====== PASSAGE SHOWN ======

While Schiff was a well-known and generous financial patron to Jewish humanitarian causes, and part of his support for revolutionary movements against the Czar can be explained by the pervasive anti-Semitism in Russia, Schiff was also acting as a capitalist in funding the revolutionary movement, as explained in a letter to The Evening Post:
Replying to your request for my opinion of the effects of the revolution upon Russia’s finances, I am quite convinced that with the certainty of the development of the country’s enormous resources, which, with the shackles removed from a great people, will follow present events, Russia will before long take rank financially amongst the most favored nations in the money markets of the world.
Here Schiff is clearly reflecting the hopes of an international financier in seeing Russia brought from an anachronistic economy into a modern financial system.
Schiff’s reply reflected the general attitude of London and New York financial circles at the time of the revolution. John B Young of the National City Bank, who had been in Russia in 1916 in regard to a U.S. loan, stated in 1917 of the revolution that it has been discussed widely when he had been in Russia the previous year. He regarded those involved as “solid, responsible and conservative.” In the same issue, The New York Times reported that there had been a rise in Russian exchange transactions in London 24 hours preceding the revolution, and that London had known of the revolution prior to New York. The article reported that most prominent financial and business leaders in London and New York had a positive view of the revolution. Another report states that while there had been some disquiet about the revolution, “this news was by no means unwelcome in more important banking circles.” 
While these attitudes refer to the March Revolution, the November Bolshevik Revolution also had as many proponents among Big Business, who saw the Bolsheviks as providing the stability and economic development that the Kerensky regime could not provide. We have already considered the recommendations of William Sands of American Interventional. Two well-placed individuals from widely divergent backgrounds arrived at similar conclusions in regard to pro-Bolshevik attitudes among certain business interests: American labor leader Samuel Gompers, and conservative editor of The London Times, Henry Wickham Steed.

====== SUPPLIED INFORMATION ======

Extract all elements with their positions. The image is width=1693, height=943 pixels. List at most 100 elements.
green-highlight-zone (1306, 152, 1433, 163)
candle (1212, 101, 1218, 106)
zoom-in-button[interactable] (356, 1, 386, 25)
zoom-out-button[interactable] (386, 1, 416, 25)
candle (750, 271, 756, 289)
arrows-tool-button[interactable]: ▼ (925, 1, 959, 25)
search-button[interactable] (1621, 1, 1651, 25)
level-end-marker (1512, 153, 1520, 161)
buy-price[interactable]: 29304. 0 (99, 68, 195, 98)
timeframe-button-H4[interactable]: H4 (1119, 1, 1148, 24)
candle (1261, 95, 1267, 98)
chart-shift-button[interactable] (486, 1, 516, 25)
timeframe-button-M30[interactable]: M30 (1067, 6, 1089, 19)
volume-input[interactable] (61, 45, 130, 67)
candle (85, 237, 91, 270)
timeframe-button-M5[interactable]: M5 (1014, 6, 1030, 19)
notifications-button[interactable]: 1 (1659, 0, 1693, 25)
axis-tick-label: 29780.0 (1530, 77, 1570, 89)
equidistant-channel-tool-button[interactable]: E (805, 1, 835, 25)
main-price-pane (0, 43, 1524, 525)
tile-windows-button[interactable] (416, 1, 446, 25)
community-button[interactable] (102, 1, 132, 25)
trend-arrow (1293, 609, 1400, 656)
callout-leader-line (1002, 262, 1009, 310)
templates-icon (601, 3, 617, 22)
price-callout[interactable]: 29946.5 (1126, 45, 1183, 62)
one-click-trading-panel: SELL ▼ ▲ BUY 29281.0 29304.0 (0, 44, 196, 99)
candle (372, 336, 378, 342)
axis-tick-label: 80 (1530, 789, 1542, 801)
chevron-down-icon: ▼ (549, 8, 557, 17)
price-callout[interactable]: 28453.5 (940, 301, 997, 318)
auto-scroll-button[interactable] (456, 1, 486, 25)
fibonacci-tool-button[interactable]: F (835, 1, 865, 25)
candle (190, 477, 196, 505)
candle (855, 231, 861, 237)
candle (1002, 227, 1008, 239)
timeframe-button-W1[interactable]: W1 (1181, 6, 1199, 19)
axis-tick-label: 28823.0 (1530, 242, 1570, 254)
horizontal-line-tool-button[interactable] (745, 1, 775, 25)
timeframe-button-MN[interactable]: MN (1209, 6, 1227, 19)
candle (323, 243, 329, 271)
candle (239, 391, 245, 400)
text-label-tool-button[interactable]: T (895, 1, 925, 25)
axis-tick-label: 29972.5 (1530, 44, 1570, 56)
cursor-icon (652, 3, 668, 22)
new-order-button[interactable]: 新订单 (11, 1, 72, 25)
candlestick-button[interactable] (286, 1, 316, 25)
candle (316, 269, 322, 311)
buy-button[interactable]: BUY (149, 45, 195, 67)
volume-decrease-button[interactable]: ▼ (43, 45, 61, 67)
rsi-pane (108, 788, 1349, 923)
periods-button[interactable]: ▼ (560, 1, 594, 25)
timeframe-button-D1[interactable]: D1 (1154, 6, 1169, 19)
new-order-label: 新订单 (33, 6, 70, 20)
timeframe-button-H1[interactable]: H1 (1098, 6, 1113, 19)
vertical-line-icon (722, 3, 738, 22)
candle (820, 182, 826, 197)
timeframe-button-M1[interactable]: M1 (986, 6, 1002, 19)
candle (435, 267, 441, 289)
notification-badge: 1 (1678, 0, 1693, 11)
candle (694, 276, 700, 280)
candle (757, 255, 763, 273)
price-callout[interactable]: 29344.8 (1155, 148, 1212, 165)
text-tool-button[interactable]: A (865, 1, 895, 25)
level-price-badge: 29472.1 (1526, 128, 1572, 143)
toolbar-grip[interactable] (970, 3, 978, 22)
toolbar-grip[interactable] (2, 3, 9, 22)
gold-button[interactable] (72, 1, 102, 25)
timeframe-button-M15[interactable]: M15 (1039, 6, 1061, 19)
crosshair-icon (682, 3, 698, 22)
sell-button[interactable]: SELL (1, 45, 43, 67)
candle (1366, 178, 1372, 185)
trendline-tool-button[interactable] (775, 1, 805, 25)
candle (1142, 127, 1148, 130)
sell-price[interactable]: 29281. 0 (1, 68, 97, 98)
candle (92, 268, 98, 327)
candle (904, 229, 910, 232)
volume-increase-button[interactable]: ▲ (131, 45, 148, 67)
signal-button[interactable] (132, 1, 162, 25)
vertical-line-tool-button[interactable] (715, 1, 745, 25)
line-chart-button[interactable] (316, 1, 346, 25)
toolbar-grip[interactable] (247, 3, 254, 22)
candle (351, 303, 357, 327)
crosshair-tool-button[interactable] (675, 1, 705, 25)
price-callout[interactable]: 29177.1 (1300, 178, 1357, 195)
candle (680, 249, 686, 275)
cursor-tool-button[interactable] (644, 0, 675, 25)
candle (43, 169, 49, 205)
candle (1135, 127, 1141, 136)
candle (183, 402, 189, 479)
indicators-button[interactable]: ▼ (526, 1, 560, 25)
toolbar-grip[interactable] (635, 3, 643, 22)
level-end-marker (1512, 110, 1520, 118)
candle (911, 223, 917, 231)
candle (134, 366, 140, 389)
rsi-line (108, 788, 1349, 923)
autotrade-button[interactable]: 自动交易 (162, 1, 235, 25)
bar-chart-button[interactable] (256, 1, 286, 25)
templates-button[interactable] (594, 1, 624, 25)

======

TASKS AND EXERCISES:
A – Reproduce the passage on financiers and the Russian revolution, everything from "While Schiff was" down to "modern financial system.".
B – Using the passage on financiers and the Russian revolution, answer the following:
(i) To which newspaper was Schiff's letter addressed?
(ii) With which bank was John B Young associated?
(iii) Which two individuals arrived at similar conclusions about pro-Bolshevik attitudes among certain business interests?
C – Condense the paragraph of the passage on financiers and the Russian revolution that begins "Schiff’s reply reflected" into a bulleted list that keeps its main facts.

WRITTEN RESPONSES:
A –
While Schiff was a well-known and generous financial patron to Jewish humanitarian causes, and part of his support for revolutionary movements against the Czar can be explained by the pervasive anti-Semitism in Russia, Schiff was also acting as a capitalist in funding the revolutionary movement, as explained in a letter to The Evening Post:
Replying to your request for my opinion of the effects of the revolution upon Russia’s finances, I am quite convinced that with the certainty of the development of the country’s enormous resources, which, with the shackles removed from a great people, will follow present events, Russia will before long take rank financially amongst the most favored nations in the money markets of the world.
Here Schiff is clearly reflecting the hopes of an international financier in seeing Russia brought from an anachronistic economy into a modern financial system.

B –
(i) The Evening Post
(ii) The National City Bank
(iii) Samuel Gompers and Henry Wickham Steed

C –
- Schiff's reply reflected the general attitude of London and New York financial circles at the time of the revolution.
- John B Young of the National City Bank, who had been in Russia in 1916 regarding a U.S. loan, stated in 1917 that the revolution had been widely discussed during his visit the previous year, and he regarded those involved as "solid, responsible and conservative."
- The New York Times reported a rise in Russian exchange transactions in London during the 24 hours before the revolution, and that London had known of the revolution before New York.
- According to the same article, most prominent financial and business leaders in London and New York viewed the revolution positively.
- Another report noted some disquiet but stated that the news was "by no means unwelcome in more important banking circles."